§ Set task
Copy exactly the last part of the entries, starting from the line with "Convert this document image to plain text." and including the final line.

§ Material shown
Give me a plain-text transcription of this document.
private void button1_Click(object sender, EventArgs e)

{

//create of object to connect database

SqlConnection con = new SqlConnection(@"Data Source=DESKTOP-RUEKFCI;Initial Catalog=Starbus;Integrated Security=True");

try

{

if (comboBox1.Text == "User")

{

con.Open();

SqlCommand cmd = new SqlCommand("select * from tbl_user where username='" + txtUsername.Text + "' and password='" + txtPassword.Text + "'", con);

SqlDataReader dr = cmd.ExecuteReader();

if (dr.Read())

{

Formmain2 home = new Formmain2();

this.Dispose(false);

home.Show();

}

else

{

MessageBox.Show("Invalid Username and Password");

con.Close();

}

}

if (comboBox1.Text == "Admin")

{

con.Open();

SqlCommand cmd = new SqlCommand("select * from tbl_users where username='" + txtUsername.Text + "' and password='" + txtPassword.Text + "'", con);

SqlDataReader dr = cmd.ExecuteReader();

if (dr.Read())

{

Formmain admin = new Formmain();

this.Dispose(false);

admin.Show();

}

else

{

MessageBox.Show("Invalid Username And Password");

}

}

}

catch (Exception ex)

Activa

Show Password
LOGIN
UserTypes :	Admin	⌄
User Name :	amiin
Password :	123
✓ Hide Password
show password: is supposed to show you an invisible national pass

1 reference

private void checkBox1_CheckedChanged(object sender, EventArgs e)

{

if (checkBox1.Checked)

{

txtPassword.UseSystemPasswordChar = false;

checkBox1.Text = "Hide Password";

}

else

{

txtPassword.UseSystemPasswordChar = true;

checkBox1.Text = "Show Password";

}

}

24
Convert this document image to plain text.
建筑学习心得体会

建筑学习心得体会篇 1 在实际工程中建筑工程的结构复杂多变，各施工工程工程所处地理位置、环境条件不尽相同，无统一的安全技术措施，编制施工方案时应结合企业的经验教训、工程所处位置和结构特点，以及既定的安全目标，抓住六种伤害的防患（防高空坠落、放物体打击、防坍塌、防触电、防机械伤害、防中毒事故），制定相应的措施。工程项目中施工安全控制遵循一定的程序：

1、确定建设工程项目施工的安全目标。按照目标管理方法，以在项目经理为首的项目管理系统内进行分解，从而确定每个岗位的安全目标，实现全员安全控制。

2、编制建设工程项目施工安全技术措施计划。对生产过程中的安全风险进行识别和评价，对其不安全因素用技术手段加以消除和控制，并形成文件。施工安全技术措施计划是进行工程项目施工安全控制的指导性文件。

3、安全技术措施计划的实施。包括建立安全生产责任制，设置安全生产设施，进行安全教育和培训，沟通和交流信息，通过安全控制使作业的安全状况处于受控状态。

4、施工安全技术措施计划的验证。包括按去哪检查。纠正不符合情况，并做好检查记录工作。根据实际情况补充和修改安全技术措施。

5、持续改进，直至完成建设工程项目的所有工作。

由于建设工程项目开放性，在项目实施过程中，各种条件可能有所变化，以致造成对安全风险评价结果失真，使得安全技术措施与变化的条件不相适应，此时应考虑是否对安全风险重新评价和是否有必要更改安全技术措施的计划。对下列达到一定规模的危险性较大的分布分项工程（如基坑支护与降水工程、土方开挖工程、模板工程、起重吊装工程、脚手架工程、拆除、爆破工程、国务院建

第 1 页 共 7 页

§ Correct output
Convert this document image to plain text.
建筑学习心得体会

建筑学习心得体会篇 1 在实际工程中建筑工程的结构复杂多变，各施工工程工程所处地理位置、环境条件不尽相同，无统一的安全技术措施，编制施工方案时应结合企业的经验教训、工程所处位置和结构特点，以及既定的安全目标，抓住六种伤害的防患（防高空坠落、放物体打击、防坍塌、防触电、防机械伤害、防中毒事故），制定相应的措施。工程项目中施工安全控制遵循一定的程序：

1、确定建设工程项目施工的安全目标。按照目标管理方法，以在项目经理为首的项目管理系统内进行分解，从而确定每个岗位的安全目标，实现全员安全控制。

2、编制建设工程项目施工安全技术措施计划。对生产过程中的安全风险进行识别和评价，对其不安全因素用技术手段加以消除和控制，并形成文件。施工安全技术措施计划是进行工程项目施工安全控制的指导性文件。

3、安全技术措施计划的实施。包括建立安全生产责任制，设置安全生产设施，进行安全教育和培训，沟通和交流信息，通过安全控制使作业的安全状况处于受控状态。

4、施工安全技术措施计划的验证。包括按去哪检查。纠正不符合情况，并做好检查记录工作。根据实际情况补充和修改安全技术措施。

5、持续改进，直至完成建设工程项目的所有工作。

由于建设工程项目开放性，在项目实施过程中，各种条件可能有所变化，以致造成对安全风险评价结果失真，使得安全技术措施与变化的条件不相适应，此时应考虑是否对安全风险重新评价和是否有必要更改安全技术措施的计划。对下列达到一定规模的危险性较大的分布分项工程（如基坑支护与降水工程、土方开挖工程、模板工程、起重吊装工程、脚手架工程、拆除、爆破工程、国务院建

第 1 页 共 7 页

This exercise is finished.